What is expected:
Send back all the data below, exactly as given.

Given information:

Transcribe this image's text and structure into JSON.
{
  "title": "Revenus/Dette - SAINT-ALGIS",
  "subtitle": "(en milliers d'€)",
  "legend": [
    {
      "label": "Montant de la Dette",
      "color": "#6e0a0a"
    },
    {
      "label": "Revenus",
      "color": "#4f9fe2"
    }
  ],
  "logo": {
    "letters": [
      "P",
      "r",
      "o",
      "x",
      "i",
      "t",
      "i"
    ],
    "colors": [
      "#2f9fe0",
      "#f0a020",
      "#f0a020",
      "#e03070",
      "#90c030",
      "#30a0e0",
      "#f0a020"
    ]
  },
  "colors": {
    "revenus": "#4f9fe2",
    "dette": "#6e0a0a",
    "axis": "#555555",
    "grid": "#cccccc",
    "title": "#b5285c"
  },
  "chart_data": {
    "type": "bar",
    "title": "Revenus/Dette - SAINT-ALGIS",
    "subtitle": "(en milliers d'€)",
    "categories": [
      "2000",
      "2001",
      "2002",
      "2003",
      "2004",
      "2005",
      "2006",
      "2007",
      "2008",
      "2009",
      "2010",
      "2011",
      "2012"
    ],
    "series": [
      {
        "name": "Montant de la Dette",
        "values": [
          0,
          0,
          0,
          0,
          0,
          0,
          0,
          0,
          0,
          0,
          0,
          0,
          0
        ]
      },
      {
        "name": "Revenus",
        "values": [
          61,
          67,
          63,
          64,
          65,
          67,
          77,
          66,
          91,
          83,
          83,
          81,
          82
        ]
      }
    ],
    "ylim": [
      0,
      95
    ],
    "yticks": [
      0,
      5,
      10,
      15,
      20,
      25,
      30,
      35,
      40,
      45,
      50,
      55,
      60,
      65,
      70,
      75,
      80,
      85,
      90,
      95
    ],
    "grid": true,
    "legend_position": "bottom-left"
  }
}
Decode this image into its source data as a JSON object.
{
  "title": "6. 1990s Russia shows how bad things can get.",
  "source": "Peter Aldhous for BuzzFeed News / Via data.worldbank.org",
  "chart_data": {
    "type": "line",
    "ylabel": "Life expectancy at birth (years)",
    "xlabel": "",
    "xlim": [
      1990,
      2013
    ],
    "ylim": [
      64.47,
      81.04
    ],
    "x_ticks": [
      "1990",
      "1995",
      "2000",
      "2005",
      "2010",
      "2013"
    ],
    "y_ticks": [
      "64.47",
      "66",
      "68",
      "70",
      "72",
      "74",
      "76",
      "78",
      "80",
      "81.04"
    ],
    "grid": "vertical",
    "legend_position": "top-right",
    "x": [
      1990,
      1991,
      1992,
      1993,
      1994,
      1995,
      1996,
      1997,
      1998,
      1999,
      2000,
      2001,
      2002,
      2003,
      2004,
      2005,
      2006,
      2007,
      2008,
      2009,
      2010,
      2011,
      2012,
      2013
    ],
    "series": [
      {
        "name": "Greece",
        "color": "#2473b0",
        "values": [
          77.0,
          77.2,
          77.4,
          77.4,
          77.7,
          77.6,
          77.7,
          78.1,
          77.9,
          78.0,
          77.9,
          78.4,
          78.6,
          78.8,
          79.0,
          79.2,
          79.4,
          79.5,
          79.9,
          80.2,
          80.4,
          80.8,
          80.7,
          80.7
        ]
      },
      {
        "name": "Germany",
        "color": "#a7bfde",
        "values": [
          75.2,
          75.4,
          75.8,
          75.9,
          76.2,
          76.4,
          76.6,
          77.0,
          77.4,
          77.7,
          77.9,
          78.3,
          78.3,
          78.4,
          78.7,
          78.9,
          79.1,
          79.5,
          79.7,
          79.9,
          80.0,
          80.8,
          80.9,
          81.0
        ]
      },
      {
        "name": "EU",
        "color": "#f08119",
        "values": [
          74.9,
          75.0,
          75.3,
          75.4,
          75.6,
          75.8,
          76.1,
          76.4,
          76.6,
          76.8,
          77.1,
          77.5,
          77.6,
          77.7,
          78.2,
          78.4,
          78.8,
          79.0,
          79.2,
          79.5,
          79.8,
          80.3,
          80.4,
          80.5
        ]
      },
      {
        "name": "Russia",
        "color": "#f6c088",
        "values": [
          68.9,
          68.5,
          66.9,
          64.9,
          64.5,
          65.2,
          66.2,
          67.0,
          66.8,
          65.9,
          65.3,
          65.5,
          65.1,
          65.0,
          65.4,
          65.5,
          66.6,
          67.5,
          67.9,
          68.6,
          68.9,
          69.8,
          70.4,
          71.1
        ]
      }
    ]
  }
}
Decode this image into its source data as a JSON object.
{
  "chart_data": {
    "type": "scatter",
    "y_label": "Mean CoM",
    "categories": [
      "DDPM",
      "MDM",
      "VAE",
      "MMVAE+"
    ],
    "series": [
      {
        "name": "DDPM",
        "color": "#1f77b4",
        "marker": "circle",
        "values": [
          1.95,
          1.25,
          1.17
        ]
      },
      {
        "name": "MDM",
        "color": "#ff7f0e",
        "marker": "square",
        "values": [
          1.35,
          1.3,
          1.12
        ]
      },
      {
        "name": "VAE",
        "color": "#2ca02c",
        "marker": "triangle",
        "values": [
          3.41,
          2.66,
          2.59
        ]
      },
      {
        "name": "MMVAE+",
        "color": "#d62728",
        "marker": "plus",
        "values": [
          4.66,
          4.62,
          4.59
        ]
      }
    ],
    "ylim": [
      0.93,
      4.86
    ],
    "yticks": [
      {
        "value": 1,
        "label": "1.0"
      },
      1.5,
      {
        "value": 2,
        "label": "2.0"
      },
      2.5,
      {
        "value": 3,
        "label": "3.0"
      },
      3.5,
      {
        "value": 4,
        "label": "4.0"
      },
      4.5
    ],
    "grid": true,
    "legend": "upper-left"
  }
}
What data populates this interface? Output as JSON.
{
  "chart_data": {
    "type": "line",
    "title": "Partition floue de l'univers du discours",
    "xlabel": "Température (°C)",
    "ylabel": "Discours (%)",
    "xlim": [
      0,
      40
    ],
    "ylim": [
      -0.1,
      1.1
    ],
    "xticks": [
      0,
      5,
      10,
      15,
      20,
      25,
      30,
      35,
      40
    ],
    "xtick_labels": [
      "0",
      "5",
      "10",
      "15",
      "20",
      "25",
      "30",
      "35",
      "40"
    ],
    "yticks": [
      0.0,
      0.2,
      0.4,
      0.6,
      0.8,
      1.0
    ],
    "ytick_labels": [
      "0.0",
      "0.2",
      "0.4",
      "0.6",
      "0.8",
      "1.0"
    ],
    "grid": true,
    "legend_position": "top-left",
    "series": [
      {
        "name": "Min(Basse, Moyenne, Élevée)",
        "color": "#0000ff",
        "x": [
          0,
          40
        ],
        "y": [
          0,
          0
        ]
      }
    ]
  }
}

Full solution:
Transcribe this image's text and structure into JSON.
{
  "title": "Revenus/Dette - SAINT-ALGIS",
  "subtitle": "(en milliers d'€)",
  "legend": [
    {
      "label": "Montant de la Dette",
      "color": "#6e0a0a"
    },
    {
      "label": "Revenus",
      "color": "#4f9fe2"
    }
  ],
  "logo": {
    "letters": [
      "P",
      "r",
      "o",
      "x",
      "i",
      "t",
      "i"
    ],
    "colors": [
      "#2f9fe0",
      "#f0a020",
      "#f0a020",
      "#e03070",
      "#90c030",
      "#30a0e0",
      "#f0a020"
    ]
  },
  "colors": {
    "revenus": "#4f9fe2",
    "dette": "#6e0a0a",
    "axis": "#555555",
    "grid": "#cccccc",
    "title": "#b5285c"
  },
  "chart_data": {
    "type": "bar",
    "title": "Revenus/Dette - SAINT-ALGIS",
    "subtitle": "(en milliers d'€)",
    "categories": [
      "2000",
      "2001",
      "2002",
      "2003",
      "2004",
      "2005",
      "2006",
      "2007",
      "2008",
      "2009",
      "2010",
      "2011",
      "2012"
    ],
    "series": [
      {
        "name": "Montant de la Dette",
        "values": [
          0,
          0,
          0,
          0,
          0,
          0,
          0,
          0,
          0,
          0,
          0,
          0,
          0
        ]
      },
      {
        "name": "Revenus",
        "values": [
          61,
          67,
          63,
          64,
          65,
          67,
          77,
          66,
          91,
          83,
          83,
          81,
          82
        ]
      }
    ],
    "ylim": [
      0,
      95
    ],
    "yticks": [
      0,
      5,
      10,
      15,
      20,
      25,
      30,
      35,
      40,
      45,
      50,
      55,
      60,
      65,
      70,
      75,
      80,
      85,
      90,
      95
    ],
    "grid": true,
    "legend_position": "bottom-left"
  }
}
Decode this image into its source data as a JSON object.
{
  "title": "6. 1990s Russia shows how bad things can get.",
  "source": "Peter Aldhous for BuzzFeed News / Via data.worldbank.org",
  "chart_data": {
    "type": "line",
    "ylabel": "Life expectancy at birth (years)",
    "xlabel": "",
    "xlim": [
      1990,
      2013
    ],
    "ylim": [
      64.47,
      81.04
    ],
    "x_ticks": [
      "1990",
      "1995",
      "2000",
      "2005",
      "2010",
      "2013"
    ],
    "y_ticks": [
      "64.47",
      "66",
      "68",
      "70",
      "72",
      "74",
      "76",
      "78",
      "80",
      "81.04"
    ],
    "grid": "vertical",
    "legend_position": "top-right",
    "x": [
      1990,
      1991,
      1992,
      1993,
      1994,
      1995,
      1996,
      1997,
      1998,
      1999,
      2000,
      2001,
      2002,
      2003,
      2004,
      2005,
      2006,
      2007,
      2008,
      2009,
      2010,
      2011,
      2012,
      2013
    ],
    "series": [
      {
        "name": "Greece",
        "color": "#2473b0",
        "values": [
          77.0,
          77.2,
          77.4,
          77.4,
          77.7,
          77.6,
          77.7,
          78.1,
          77.9,
          78.0,
          77.9,
          78.4,
          78.6,
          78.8,
          79.0,
          79.2,
          79.4,
          79.5,
          79.9,
          80.2,
          80.4,
          80.8,
          80.7,
          80.7
        ]
      },
      {
        "name": "Germany",
        "color": "#a7bfde",
        "values": [
          75.2,
          75.4,
          75.8,
          75.9,
          76.2,
          76.4,
          76.6,
          77.0,
          77.4,
          77.7,
          77.9,
          78.3,
          78.3,
          78.4,
          78.7,
          78.9,
          79.1,
          79.5,
          79.7,
          79.9,
          80.0,
          80.8,
          80.9,
          81.0
        ]
      },
      {
        "name": "EU",
        "color": "#f08119",
        "values": [
          74.9,
          75.0,
          75.3,
          75.4,
          75.6,
          75.8,
          76.1,
          76.4,
          76.6,
          76.8,
          77.1,
          77.5,
          77.6,
          77.7,
          78.2,
          78.4,
          78.8,
          79.0,
          79.2,
          79.5,
          79.8,
          80.3,
          80.4,
          80.5
        ]
      },
      {
        "name": "Russia",
        "color": "#f6c088",
        "values": [
          68.9,
          68.5,
          66.9,
          64.9,
          64.5,
          65.2,
          66.2,
          67.0,
          66.8,
          65.9,
          65.3,
          65.5,
          65.1,
          65.0,
          65.4,
          65.5,
          66.6,
          67.5,
          67.9,
          68.6,
          68.9,
          69.8,
          70.4,
          71.1
        ]
      }
    ]
  }
}
Decode this image into its source data as a JSON object.
{
  "chart_data": {
    "type": "scatter",
    "y_label": "Mean CoM",
    "categories": [
      "DDPM",
      "MDM",
      "VAE",
      "MMVAE+"
    ],
    "series": [
      {
        "name": "DDPM",
        "color": "#1f77b4",
        "marker": "circle",
        "values": [
          1.95,
          1.25,
          1.17
        ]
      },
      {
        "name": "MDM",
        "color": "#ff7f0e",
        "marker": "square",
        "values": [
          1.35,
          1.3,
          1.12
        ]
      },
      {
        "name": "VAE",
        "color": "#2ca02c",
        "marker": "triangle",
        "values": [
          3.41,
          2.66,
          2.59
        ]
      },
      {
        "name": "MMVAE+",
        "color": "#d62728",
        "marker": "plus",
        "values": [
          4.66,
          4.62,
          4.59
        ]
      }
    ],
    "ylim": [
      0.93,
      4.86
    ],
    "yticks": [
      {
        "value": 1,
        "label": "1.0"
      },
      1.5,
      {
        "value": 2,
        "label": "2.0"
      },
      2.5,
      {
        "value": 3,
        "label": "3.0"
      },
      3.5,
      {
        "value": 4,
        "label": "4.0"
      },
      4.5
    ],
    "grid": true,
    "legend": "upper-left"
  }
}
What data populates this interface? Output as JSON.
{
  "chart_data": {
    "type": "line",
    "title": "Partition floue de l'univers du discours",
    "xlabel": "Température (°C)",
    "ylabel": "Discours (%)",
    "xlim": [
      0,
      40
    ],
    "ylim": [
      -0.1,
      1.1
    ],
    "xticks": [
      0,
      5,
      10,
      15,
      20,
      25,
      30,
      35,
      40
    ],
    "xtick_labels": [
      "0",
      "5",
      "10",
      "15",
      "20",
      "25",
      "30",
      "35",
      "40"
    ],
    "yticks": [
      0.0,
      0.2,
      0.4,
      0.6,
      0.8,
      1.0
    ],
    "ytick_labels": [
      "0.0",
      "0.2",
      "0.4",
      "0.6",
      "0.8",
      "1.0"
    ],
    "grid": true,
    "legend_position": "top-left",
    "series": [
      {
        "name": "Min(Basse, Moyenne, Élevée)",
        "color": "#0000ff",
        "x": [
          0,
          40
        ],
        "y": [
          0,
          0
        ]
      }
    ]
  }
}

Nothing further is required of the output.